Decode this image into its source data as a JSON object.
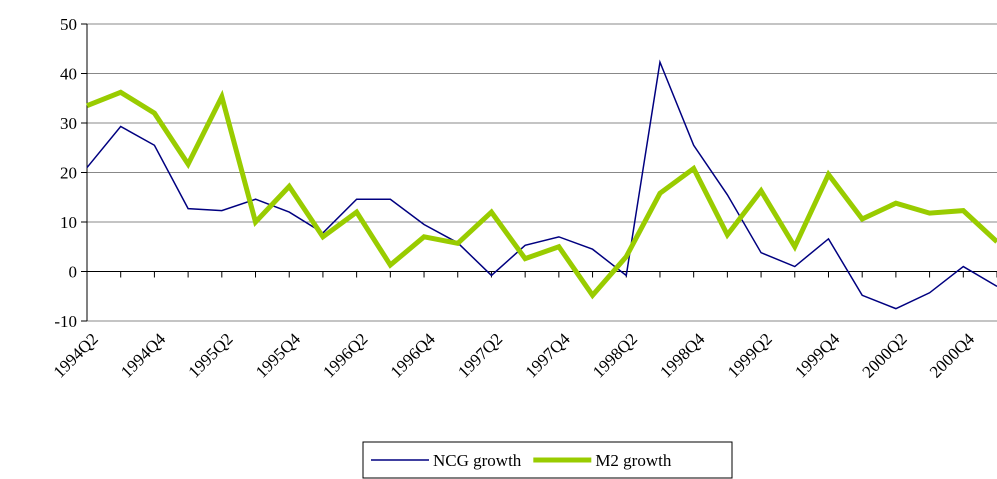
{
  "chart_data": {
    "type": "line",
    "categories": [
      "1994Q2",
      null,
      "1994Q4",
      null,
      "1995Q2",
      null,
      "1995Q4",
      null,
      "1996Q2",
      null,
      "1996Q4",
      null,
      "1997Q2",
      null,
      "1997Q4",
      null,
      "1998Q2",
      null,
      "1998Q4",
      null,
      "1999Q2",
      null,
      "1999Q4",
      null,
      "2000Q2",
      null,
      "2000Q4",
      null
    ],
    "series": [
      {
        "name": "NCG growth",
        "color": "#000080",
        "width": 1.5,
        "values": [
          21,
          29.3,
          25.5,
          12.7,
          12.3,
          14.6,
          12,
          7.8,
          14.6,
          14.6,
          9.5,
          5.8,
          -0.8,
          5.3,
          7,
          4.5,
          -0.8,
          42.3,
          25.5,
          15.5,
          3.8,
          1,
          6.6,
          -4.8,
          -7.5,
          -4.3,
          1,
          -3
        ]
      },
      {
        "name": "M2 growth",
        "color": "#99cc00",
        "width": 5,
        "values": [
          33.5,
          36.2,
          32,
          21.7,
          35.3,
          10,
          17.2,
          7,
          12,
          1.3,
          7,
          5.7,
          12,
          2.6,
          5,
          -4.8,
          3,
          15.8,
          20.8,
          7.4,
          16.3,
          5,
          19.6,
          10.6,
          13.8,
          11.8,
          12.3,
          6
        ]
      }
    ],
    "ylim": [
      -10,
      50
    ],
    "yticks": [
      -10,
      0,
      10,
      20,
      30,
      40,
      50
    ],
    "grid": true,
    "legend": "bottom"
  }
}
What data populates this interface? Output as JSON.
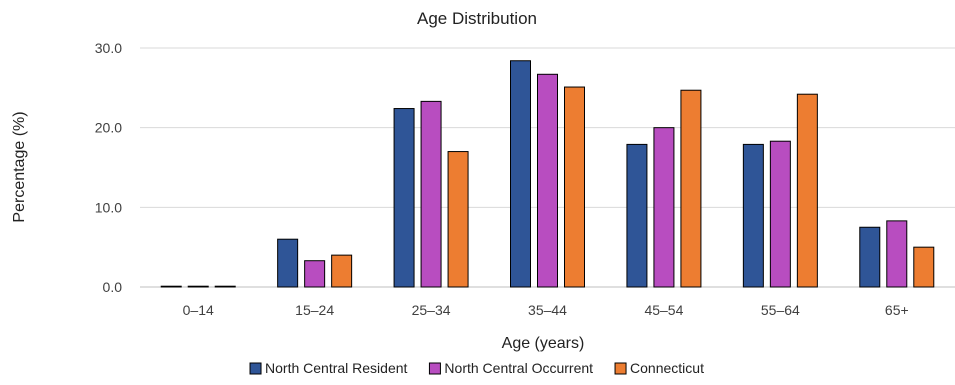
{
  "chart_data": {
    "type": "bar",
    "title": "Age Distribution",
    "xlabel": "Age (years)",
    "ylabel": "Percentage (%)",
    "categories": [
      "0–14",
      "15–24",
      "25–34",
      "35–44",
      "45–54",
      "55–64",
      "65+"
    ],
    "ylim": [
      0,
      30
    ],
    "yticks": [
      "0.0",
      "10.0",
      "20.0",
      "30.0"
    ],
    "grid": true,
    "legend_position": "bottom",
    "series": [
      {
        "name": "North Central Resident",
        "color": "#2F5597",
        "values": [
          0,
          6.0,
          22.4,
          28.4,
          17.9,
          17.9,
          7.5
        ]
      },
      {
        "name": "North Central Occurrent",
        "color": "#B84DC0",
        "values": [
          0,
          3.3,
          23.3,
          26.7,
          20.0,
          18.3,
          8.3
        ]
      },
      {
        "name": "Connecticut",
        "color": "#ED7D31",
        "values": [
          0.1,
          4.0,
          17.0,
          25.1,
          24.7,
          24.2,
          5.0
        ]
      }
    ]
  }
}
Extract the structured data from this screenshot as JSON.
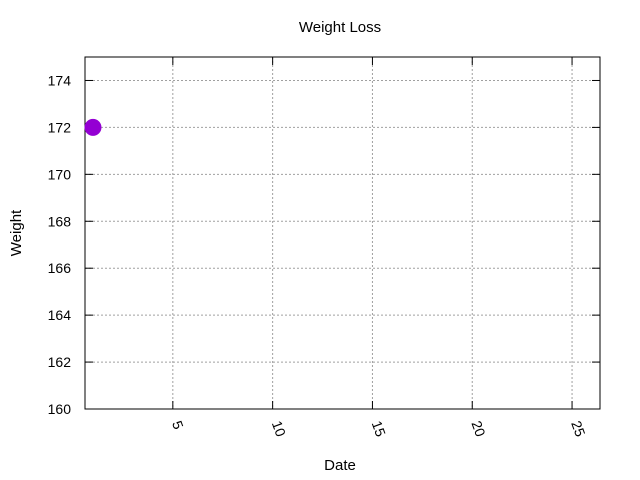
{
  "chart_data": {
    "type": "scatter",
    "title": "Weight Loss",
    "xlabel": "Date",
    "ylabel": "Weight",
    "xlim": [
      0.6,
      26.4
    ],
    "ylim": [
      160,
      175
    ],
    "xticks": [
      5,
      10,
      15,
      20,
      25
    ],
    "yticks": [
      160,
      162,
      164,
      166,
      168,
      170,
      172,
      174
    ],
    "grid": true,
    "x_tick_label_rotation": "rotated",
    "series": [
      {
        "points": [
          {
            "x": 1,
            "y": 172
          }
        ],
        "color": "#9400d3",
        "marker": "circle"
      }
    ]
  }
}
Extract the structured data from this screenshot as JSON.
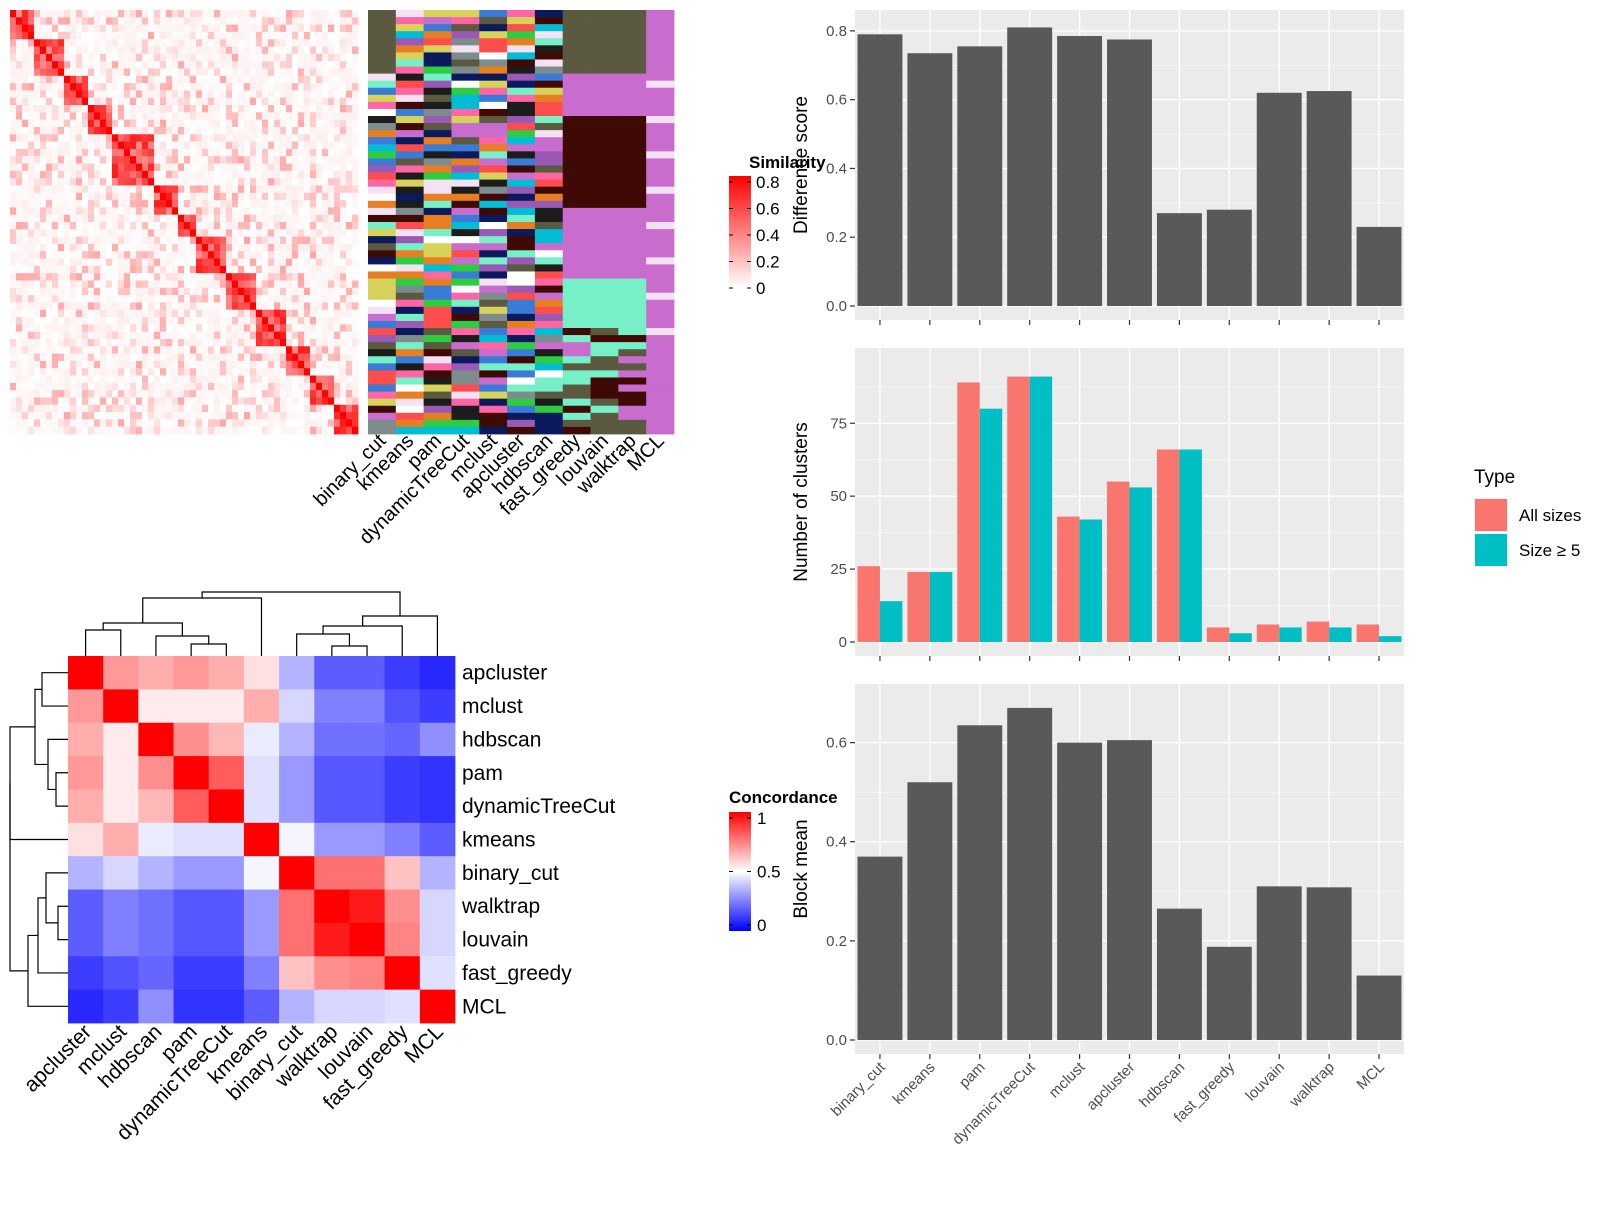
────────────────
*Written request*: Extract every line containing the string "Central" from the material.

*Response to this task*:
        "name": "North Central Resident",
        "name": "North Central Occurrent",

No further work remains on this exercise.